[START OF Data provided]
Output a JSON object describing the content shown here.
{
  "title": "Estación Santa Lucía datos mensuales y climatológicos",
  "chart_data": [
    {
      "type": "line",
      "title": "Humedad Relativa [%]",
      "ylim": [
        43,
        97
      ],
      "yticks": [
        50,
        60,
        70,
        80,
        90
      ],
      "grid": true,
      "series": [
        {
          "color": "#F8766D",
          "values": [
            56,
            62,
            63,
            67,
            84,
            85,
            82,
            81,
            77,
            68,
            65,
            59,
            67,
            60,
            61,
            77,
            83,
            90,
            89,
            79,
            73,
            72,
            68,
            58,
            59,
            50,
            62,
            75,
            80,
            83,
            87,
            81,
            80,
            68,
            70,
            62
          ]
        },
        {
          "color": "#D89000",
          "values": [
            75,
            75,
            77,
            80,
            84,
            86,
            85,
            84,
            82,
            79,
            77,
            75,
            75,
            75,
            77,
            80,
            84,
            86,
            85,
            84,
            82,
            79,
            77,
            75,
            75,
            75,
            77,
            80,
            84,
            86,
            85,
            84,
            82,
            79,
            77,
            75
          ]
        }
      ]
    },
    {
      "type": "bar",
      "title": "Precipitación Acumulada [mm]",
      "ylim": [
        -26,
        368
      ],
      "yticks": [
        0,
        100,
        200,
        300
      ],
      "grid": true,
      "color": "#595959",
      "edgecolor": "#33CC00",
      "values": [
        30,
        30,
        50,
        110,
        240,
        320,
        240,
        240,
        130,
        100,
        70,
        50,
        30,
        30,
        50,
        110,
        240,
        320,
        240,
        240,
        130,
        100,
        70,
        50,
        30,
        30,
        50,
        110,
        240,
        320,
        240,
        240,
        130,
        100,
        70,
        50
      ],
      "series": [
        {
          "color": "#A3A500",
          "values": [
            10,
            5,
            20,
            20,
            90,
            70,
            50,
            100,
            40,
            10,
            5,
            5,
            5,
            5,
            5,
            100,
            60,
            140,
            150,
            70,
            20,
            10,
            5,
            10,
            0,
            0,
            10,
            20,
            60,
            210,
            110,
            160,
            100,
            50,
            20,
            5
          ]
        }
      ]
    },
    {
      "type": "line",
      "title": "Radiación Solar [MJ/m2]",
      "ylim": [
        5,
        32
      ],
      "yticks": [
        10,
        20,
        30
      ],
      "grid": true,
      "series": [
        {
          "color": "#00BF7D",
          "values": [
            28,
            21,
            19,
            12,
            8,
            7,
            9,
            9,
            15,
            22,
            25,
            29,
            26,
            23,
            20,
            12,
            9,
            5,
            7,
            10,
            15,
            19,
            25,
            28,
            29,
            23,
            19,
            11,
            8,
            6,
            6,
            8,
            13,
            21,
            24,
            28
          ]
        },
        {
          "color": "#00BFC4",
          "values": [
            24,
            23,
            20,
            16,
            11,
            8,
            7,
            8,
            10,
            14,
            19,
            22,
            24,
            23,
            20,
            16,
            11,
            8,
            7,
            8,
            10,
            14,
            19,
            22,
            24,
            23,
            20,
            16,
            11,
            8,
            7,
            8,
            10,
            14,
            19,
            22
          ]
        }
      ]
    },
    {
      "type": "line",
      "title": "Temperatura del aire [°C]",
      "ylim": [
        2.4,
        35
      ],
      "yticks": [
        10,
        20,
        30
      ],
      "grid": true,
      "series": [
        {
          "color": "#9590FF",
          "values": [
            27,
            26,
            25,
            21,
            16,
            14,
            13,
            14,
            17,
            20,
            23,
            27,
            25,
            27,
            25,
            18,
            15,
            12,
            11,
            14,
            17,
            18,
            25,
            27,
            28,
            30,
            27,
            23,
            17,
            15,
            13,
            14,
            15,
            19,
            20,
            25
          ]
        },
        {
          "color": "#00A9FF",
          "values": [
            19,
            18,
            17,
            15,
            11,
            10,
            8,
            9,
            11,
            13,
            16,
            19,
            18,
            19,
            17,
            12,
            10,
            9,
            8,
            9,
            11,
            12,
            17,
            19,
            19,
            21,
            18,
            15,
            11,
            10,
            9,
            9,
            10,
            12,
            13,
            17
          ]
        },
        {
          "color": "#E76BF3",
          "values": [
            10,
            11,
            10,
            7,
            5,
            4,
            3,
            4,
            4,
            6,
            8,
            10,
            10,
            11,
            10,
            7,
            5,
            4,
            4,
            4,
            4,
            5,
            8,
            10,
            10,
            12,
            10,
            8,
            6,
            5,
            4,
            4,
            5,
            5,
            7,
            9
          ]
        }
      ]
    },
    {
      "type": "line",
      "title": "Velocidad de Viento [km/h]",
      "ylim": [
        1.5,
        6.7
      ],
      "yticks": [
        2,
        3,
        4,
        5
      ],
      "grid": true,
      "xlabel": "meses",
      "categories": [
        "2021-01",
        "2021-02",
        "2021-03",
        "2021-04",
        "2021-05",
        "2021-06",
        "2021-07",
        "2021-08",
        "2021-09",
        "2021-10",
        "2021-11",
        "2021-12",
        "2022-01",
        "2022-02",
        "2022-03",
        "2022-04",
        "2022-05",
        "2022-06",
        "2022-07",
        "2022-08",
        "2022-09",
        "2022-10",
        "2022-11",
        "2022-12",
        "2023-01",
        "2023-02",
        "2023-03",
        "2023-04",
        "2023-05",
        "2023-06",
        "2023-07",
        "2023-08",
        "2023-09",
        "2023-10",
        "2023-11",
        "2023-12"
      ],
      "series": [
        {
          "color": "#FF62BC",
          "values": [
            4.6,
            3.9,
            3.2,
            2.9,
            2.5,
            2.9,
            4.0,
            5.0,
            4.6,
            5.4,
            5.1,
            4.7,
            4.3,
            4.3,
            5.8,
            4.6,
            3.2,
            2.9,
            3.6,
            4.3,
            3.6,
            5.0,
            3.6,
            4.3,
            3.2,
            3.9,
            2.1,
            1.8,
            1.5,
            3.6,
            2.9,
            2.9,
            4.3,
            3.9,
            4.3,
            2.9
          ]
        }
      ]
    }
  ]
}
[END OF Data provided]
Answer with one number only: how many lines above contain the word "title".

6